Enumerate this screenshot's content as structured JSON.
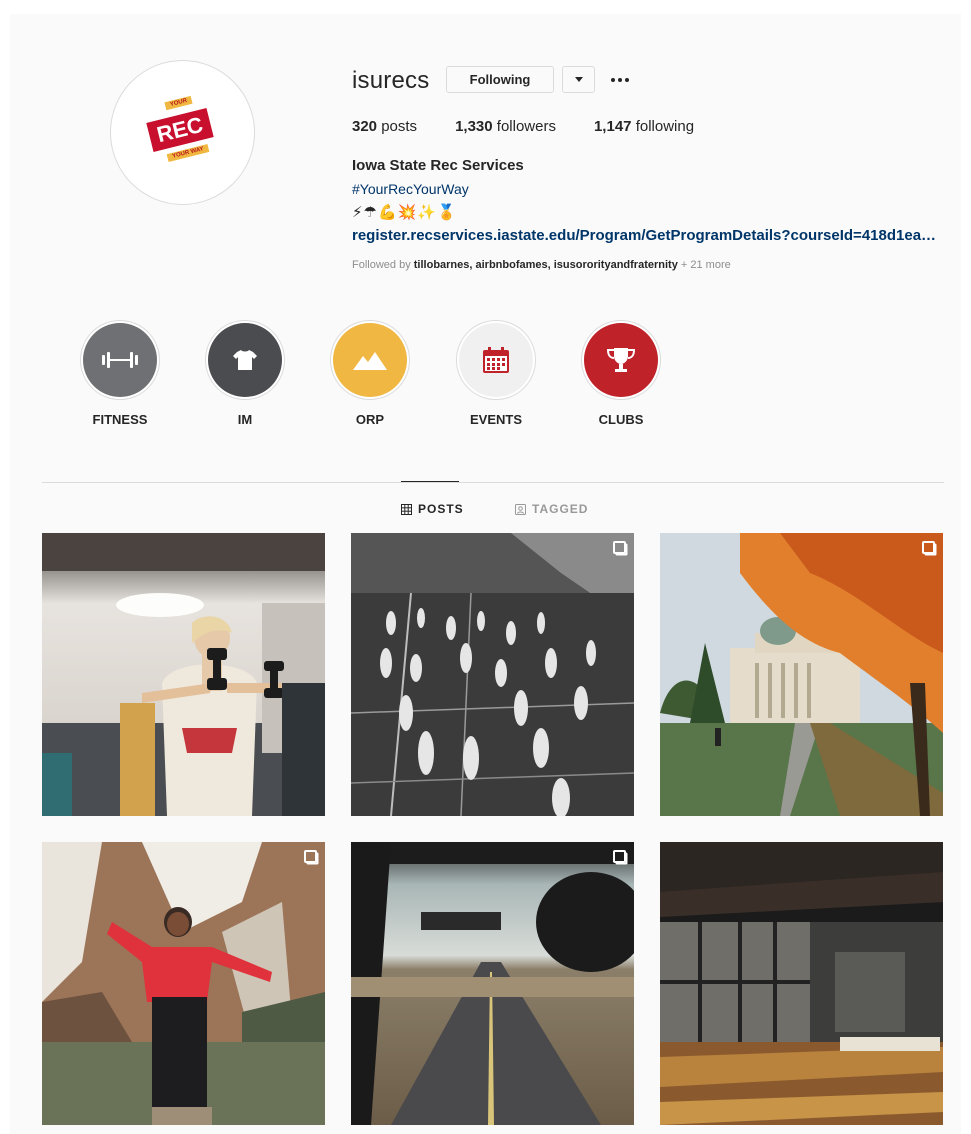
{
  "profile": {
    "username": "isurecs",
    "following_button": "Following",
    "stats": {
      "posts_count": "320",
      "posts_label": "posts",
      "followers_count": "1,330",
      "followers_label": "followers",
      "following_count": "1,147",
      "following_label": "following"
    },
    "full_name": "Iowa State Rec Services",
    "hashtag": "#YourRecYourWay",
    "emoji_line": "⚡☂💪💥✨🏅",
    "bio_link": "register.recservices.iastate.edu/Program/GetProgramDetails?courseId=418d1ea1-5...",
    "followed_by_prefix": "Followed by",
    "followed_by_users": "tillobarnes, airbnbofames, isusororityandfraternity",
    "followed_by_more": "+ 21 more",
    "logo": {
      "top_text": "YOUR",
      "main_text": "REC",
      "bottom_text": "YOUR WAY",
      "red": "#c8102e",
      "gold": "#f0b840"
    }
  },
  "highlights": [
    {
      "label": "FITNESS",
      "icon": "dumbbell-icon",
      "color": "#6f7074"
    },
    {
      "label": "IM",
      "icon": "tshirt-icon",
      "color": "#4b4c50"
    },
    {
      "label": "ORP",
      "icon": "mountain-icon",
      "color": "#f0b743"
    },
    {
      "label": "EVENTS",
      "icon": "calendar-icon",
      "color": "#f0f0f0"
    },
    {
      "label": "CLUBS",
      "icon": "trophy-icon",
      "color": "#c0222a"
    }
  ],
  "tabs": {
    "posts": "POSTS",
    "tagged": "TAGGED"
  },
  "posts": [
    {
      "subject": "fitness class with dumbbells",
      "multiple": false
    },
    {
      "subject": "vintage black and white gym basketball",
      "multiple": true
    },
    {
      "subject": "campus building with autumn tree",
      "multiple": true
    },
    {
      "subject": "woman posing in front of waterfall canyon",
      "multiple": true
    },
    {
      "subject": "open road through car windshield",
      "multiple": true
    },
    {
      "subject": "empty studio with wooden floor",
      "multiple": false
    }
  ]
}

---

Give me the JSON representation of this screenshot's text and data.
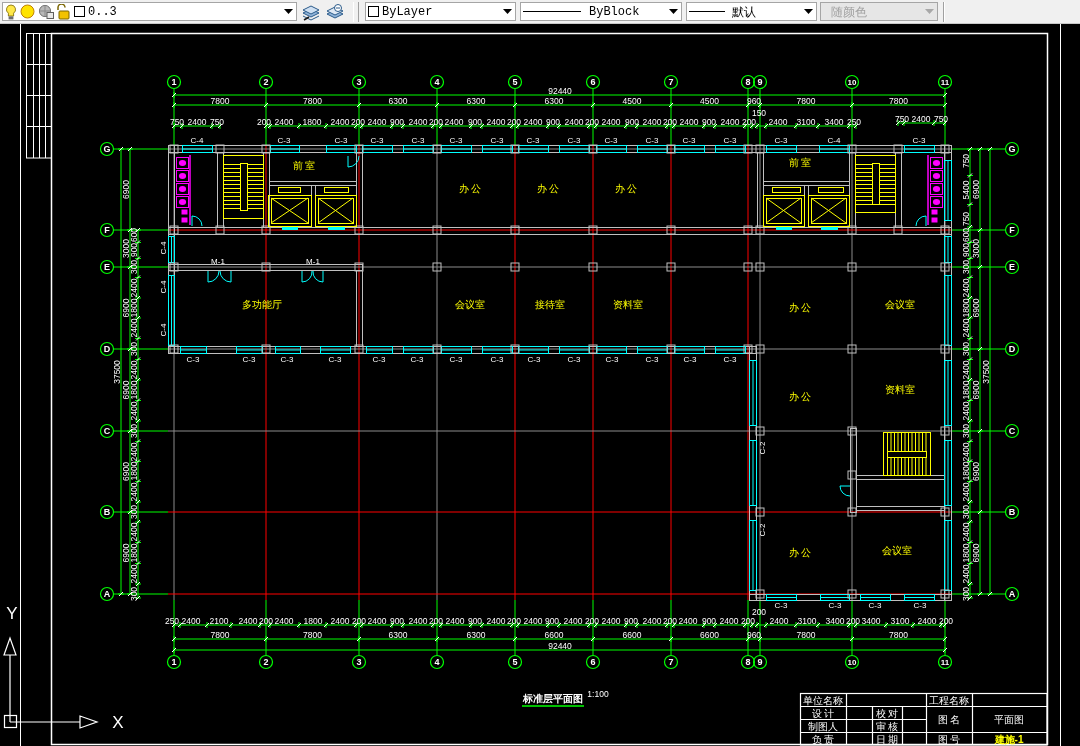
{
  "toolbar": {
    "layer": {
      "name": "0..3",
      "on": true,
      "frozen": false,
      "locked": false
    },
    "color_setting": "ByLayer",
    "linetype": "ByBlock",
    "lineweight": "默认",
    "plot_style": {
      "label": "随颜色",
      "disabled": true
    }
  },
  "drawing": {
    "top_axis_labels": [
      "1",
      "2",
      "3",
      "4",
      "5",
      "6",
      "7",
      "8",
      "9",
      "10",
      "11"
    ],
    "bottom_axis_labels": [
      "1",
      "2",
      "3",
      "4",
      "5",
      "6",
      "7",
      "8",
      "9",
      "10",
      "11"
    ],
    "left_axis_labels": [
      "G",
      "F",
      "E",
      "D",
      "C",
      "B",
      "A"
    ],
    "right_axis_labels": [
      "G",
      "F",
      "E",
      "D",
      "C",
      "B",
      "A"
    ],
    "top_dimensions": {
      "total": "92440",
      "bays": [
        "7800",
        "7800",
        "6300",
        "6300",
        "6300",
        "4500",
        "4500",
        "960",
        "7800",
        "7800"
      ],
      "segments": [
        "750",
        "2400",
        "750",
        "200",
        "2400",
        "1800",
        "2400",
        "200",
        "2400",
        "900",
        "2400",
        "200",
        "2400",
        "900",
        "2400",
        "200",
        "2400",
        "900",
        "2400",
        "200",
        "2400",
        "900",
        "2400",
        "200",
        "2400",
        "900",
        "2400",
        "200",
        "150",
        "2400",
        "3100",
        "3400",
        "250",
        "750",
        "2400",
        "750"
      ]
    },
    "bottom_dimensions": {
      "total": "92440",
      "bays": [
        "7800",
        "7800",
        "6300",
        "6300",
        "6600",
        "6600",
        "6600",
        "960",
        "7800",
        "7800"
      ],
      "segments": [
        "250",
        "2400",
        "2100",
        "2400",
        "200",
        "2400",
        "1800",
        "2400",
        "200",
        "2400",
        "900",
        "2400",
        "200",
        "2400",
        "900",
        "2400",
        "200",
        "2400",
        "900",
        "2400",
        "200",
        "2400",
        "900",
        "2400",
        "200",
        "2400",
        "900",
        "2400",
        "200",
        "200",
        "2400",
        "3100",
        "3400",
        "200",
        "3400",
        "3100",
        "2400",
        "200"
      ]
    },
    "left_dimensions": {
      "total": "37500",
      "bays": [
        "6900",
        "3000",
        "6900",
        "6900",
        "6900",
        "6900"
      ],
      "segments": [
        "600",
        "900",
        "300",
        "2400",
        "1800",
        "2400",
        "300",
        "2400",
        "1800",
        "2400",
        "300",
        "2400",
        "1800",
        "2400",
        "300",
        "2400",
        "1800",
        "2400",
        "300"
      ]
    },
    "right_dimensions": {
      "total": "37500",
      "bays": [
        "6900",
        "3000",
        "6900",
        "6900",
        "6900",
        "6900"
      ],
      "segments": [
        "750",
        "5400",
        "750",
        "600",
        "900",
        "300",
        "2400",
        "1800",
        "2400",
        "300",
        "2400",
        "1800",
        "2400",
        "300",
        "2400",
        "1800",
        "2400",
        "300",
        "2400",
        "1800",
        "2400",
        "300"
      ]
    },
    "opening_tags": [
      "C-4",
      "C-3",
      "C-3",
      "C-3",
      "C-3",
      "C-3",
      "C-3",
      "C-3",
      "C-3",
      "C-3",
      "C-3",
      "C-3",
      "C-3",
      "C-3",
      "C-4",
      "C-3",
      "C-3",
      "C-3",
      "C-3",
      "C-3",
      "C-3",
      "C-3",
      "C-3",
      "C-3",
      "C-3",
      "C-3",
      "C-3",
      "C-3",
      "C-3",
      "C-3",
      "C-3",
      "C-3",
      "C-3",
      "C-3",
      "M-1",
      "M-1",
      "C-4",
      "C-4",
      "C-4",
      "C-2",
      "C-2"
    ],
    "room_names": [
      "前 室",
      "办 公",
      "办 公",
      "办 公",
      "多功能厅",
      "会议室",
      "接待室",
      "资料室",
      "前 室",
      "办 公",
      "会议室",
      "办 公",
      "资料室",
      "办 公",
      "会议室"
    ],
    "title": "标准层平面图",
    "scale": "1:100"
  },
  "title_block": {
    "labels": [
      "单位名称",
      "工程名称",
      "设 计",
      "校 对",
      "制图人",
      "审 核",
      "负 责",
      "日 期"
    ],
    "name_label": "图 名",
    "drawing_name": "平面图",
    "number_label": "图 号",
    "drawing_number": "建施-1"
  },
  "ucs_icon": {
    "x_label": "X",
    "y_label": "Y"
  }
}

--

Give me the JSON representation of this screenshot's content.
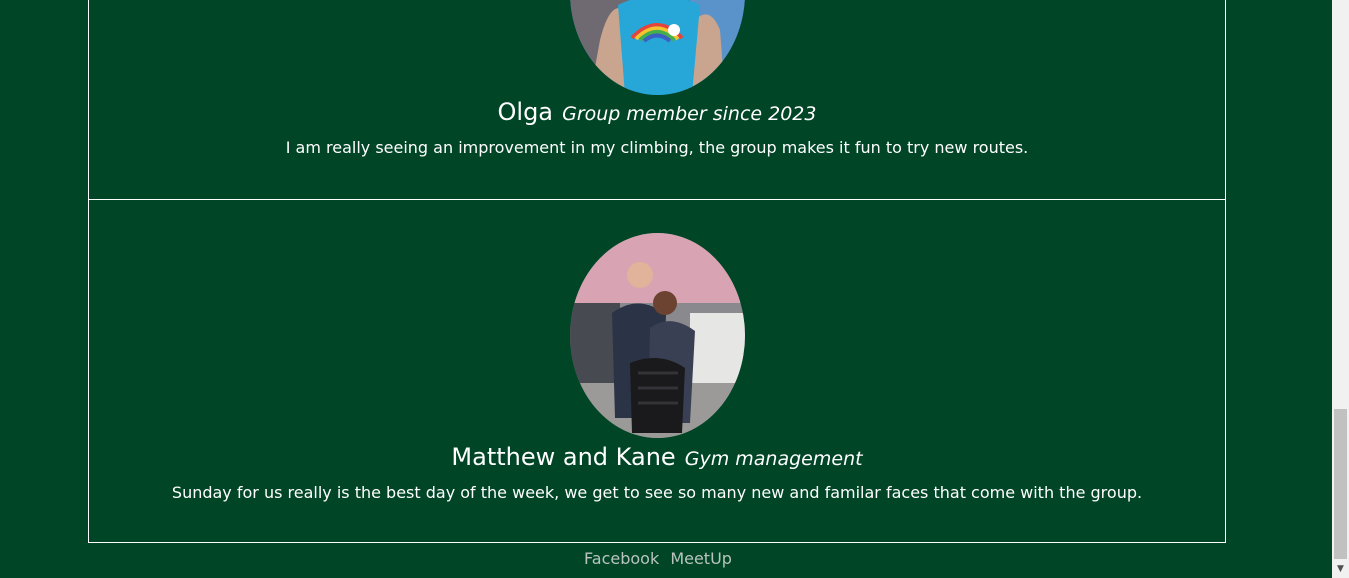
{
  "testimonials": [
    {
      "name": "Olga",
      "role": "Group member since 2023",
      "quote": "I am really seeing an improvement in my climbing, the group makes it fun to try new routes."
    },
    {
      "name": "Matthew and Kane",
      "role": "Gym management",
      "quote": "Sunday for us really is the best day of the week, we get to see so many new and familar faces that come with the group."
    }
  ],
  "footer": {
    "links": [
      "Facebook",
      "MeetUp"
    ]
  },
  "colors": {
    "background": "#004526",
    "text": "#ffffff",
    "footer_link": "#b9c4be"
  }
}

→ YOUR TASK
Isolate the lines above that contain the word "quote" and copy them.

→ COMPLETE ANSWER
      "quote": "I am really seeing an improvement in my climbing, the group makes it fun to try new routes."
      "quote": "Sunday for us really is the best day of the week, we get to see so many new and familar faces that come with the group."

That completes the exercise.